> **DIRECTIONS**
Where does the string "Brarch" appear? Copy every line of the entries below that holds it.

[begin DATA TO USE]

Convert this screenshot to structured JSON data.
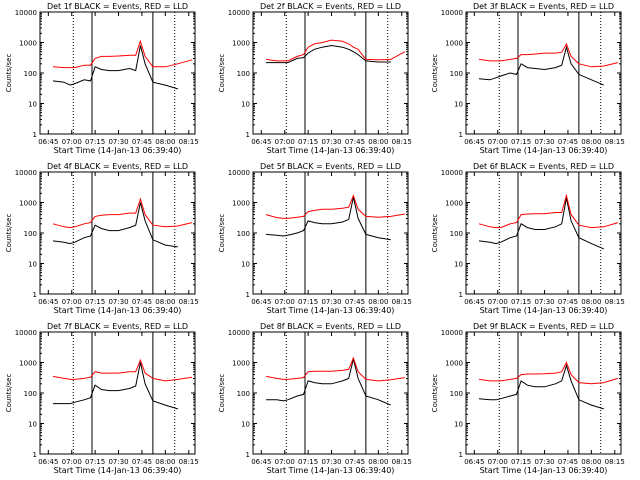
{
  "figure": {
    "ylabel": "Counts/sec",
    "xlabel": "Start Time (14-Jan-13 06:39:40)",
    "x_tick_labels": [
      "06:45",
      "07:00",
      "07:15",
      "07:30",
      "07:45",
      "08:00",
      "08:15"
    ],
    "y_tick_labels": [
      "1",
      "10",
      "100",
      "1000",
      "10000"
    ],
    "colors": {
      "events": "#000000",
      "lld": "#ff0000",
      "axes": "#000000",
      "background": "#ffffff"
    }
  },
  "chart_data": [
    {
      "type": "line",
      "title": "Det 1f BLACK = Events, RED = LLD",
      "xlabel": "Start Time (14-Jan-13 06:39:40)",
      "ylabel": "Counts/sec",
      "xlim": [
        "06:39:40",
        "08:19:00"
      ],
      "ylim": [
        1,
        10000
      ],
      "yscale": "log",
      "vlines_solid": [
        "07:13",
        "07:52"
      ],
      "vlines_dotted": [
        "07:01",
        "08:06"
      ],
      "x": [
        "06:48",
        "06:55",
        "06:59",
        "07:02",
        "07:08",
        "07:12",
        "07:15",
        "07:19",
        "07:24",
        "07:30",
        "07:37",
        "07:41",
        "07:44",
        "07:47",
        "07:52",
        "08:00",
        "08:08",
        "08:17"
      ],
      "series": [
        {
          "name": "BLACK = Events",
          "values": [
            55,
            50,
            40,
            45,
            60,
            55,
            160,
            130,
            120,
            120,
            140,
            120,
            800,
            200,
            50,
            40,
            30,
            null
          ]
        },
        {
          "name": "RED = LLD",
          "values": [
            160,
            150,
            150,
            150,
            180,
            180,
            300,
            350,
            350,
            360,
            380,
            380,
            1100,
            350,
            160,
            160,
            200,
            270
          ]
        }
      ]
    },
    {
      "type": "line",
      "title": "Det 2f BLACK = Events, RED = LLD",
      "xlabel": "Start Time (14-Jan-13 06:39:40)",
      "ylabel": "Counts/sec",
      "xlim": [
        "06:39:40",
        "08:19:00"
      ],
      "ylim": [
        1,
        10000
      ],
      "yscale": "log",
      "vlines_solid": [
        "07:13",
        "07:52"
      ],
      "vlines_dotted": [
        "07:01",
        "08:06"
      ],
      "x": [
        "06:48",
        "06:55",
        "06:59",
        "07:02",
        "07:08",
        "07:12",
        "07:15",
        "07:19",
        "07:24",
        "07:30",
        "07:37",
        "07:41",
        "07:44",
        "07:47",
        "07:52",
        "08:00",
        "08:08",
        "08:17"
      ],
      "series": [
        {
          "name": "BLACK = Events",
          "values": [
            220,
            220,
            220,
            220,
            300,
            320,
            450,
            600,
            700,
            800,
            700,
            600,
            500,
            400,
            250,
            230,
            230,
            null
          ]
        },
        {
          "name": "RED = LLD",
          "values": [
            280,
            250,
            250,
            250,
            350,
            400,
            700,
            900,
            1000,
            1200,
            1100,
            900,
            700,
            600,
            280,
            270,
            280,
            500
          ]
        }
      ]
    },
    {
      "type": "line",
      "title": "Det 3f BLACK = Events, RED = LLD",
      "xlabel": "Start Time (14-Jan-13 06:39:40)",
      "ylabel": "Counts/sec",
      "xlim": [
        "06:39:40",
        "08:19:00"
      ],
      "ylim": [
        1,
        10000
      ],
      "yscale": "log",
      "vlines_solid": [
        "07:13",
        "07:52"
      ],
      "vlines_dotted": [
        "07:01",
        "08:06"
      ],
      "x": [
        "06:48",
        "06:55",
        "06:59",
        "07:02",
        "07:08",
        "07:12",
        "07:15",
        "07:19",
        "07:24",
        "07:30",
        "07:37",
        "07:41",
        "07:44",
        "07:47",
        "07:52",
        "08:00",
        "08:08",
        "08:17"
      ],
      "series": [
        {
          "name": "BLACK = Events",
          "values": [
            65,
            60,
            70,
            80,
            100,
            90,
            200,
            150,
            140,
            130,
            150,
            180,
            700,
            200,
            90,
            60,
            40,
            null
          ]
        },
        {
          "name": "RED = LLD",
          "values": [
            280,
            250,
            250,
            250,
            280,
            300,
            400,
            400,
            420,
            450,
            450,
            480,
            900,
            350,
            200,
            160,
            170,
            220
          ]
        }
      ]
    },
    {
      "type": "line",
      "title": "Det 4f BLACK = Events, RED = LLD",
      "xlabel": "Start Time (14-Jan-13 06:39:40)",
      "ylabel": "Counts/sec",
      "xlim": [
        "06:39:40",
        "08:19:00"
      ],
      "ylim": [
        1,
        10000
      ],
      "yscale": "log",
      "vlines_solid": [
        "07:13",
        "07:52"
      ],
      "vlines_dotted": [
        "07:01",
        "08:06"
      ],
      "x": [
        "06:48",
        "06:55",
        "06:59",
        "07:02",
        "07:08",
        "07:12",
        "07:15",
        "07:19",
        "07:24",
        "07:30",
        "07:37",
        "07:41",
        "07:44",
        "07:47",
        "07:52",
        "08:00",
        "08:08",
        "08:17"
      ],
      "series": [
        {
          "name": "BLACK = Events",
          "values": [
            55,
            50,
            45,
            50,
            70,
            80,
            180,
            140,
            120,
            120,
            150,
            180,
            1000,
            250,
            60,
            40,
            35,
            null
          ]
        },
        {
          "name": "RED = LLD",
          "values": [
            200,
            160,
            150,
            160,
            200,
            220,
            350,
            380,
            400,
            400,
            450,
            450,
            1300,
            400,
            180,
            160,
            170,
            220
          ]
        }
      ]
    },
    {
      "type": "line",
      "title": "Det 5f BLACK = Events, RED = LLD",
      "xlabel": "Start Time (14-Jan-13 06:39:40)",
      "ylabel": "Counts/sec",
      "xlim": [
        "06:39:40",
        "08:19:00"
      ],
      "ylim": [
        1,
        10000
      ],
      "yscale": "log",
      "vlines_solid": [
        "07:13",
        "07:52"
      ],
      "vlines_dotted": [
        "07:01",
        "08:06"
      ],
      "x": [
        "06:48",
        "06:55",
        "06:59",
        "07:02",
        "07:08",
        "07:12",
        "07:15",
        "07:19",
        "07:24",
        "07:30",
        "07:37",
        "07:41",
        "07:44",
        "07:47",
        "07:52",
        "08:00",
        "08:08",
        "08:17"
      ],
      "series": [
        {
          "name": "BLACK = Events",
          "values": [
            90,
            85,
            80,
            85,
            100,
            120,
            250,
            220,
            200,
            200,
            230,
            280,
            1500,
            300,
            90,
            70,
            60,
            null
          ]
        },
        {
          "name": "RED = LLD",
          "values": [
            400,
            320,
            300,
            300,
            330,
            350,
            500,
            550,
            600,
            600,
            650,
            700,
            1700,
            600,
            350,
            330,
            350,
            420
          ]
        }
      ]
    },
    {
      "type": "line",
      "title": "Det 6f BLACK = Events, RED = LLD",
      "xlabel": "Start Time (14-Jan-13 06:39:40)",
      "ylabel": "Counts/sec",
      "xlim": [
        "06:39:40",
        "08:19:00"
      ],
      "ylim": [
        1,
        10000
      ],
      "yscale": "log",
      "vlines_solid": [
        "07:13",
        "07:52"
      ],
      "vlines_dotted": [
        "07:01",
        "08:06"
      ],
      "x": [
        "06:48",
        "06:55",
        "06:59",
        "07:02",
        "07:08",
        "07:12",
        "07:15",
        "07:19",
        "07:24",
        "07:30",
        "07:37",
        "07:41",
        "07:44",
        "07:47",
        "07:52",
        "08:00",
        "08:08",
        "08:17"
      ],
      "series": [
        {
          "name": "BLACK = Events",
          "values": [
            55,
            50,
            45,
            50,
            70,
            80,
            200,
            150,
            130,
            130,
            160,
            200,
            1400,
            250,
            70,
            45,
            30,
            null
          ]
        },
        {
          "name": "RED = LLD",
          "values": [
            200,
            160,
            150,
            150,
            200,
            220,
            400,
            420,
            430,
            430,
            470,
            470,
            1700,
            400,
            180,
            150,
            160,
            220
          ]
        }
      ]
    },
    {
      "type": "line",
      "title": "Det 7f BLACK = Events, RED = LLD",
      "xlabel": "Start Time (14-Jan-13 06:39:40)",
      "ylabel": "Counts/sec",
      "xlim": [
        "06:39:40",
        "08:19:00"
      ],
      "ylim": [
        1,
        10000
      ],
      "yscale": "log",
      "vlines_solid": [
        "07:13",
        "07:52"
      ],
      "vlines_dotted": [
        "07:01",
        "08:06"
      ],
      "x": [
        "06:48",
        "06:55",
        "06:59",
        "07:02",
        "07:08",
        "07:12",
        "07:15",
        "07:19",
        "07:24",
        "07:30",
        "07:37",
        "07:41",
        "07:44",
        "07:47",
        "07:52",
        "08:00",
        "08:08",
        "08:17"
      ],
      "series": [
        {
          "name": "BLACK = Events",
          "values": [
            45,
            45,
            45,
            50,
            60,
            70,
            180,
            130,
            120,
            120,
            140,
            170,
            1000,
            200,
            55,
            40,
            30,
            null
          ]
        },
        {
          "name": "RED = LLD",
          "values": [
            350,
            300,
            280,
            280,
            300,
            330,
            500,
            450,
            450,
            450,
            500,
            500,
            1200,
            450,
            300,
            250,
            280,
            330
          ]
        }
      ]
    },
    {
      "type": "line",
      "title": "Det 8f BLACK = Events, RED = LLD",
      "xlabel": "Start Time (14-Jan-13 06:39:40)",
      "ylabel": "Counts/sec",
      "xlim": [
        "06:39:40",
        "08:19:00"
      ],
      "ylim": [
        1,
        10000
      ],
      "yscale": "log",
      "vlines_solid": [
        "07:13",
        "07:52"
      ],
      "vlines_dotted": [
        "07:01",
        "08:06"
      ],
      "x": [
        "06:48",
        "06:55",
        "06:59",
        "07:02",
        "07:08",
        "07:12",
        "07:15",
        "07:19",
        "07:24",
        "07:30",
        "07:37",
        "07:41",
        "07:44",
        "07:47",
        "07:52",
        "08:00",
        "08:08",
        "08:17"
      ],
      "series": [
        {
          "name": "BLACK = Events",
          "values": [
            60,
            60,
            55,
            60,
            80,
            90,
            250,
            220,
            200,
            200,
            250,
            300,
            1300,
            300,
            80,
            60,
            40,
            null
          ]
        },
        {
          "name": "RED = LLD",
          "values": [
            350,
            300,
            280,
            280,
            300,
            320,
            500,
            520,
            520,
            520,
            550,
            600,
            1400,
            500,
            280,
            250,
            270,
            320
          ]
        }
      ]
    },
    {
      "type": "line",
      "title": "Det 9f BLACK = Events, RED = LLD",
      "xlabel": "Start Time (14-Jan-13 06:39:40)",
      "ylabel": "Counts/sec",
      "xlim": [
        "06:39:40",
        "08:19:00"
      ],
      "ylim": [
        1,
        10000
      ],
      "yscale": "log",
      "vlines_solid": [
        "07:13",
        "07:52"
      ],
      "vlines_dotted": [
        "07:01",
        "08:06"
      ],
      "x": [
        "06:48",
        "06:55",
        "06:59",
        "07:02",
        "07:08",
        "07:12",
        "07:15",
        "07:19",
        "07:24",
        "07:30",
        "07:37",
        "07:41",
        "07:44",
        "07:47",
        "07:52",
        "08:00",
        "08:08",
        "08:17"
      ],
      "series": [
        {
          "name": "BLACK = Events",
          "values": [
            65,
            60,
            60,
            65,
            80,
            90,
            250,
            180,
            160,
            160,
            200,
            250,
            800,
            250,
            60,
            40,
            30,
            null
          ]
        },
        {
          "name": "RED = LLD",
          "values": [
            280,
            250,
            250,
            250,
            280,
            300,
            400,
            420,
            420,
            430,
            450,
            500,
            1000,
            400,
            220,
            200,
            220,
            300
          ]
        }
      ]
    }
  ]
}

[end DATA TO USE]
[begin DATA TO USE]

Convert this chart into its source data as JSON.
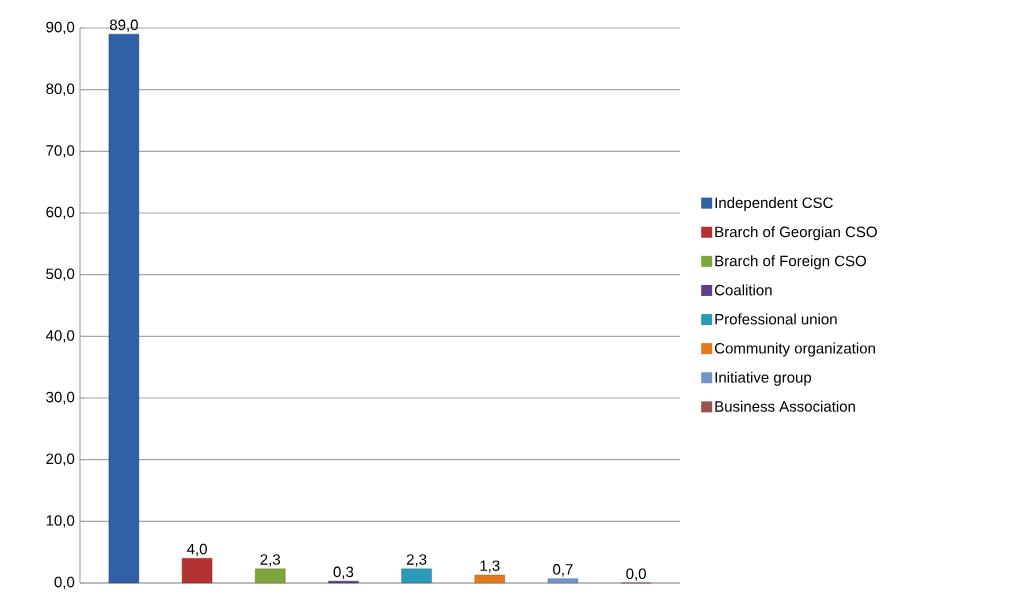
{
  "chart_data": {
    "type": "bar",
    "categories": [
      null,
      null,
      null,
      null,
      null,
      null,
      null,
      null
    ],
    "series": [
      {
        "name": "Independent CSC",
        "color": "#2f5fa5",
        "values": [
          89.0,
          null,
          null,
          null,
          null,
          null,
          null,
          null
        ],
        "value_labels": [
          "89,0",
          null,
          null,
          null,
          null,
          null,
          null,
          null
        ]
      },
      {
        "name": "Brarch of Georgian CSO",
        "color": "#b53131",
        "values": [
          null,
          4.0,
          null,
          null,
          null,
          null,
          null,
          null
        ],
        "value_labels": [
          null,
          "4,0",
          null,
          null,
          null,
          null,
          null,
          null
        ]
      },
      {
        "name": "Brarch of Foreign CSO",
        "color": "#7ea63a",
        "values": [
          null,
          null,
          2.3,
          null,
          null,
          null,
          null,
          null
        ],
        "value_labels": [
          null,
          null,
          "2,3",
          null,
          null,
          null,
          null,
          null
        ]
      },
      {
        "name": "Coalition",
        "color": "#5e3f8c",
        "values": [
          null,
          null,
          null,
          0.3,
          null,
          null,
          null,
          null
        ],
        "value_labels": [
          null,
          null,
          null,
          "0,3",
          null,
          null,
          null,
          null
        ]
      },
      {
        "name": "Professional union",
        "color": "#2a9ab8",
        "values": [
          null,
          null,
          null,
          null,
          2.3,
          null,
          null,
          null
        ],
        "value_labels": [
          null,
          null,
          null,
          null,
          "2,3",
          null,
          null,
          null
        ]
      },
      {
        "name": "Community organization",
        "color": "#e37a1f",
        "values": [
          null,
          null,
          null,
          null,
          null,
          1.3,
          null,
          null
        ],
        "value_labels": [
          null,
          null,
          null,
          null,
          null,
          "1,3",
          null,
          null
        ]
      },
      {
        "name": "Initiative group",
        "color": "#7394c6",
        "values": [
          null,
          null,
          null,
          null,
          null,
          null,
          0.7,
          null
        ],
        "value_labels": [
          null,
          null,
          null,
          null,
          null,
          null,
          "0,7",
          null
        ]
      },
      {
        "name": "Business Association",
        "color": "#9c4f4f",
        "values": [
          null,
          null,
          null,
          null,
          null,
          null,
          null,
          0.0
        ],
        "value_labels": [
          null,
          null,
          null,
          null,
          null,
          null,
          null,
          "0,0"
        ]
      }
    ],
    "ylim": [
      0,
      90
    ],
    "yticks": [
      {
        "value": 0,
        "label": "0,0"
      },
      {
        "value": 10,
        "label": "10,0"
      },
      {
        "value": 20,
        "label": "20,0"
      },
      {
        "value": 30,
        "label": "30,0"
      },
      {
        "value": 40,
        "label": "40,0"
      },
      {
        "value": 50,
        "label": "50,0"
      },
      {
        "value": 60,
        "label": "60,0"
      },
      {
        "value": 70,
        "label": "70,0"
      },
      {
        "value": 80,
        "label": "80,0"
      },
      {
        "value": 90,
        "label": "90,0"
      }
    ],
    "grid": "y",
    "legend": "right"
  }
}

[end DATA TO USE]

> **FULL RESPONSE**
        "name": "Brarch of Georgian CSO",
        "name": "Brarch of Foreign CSO",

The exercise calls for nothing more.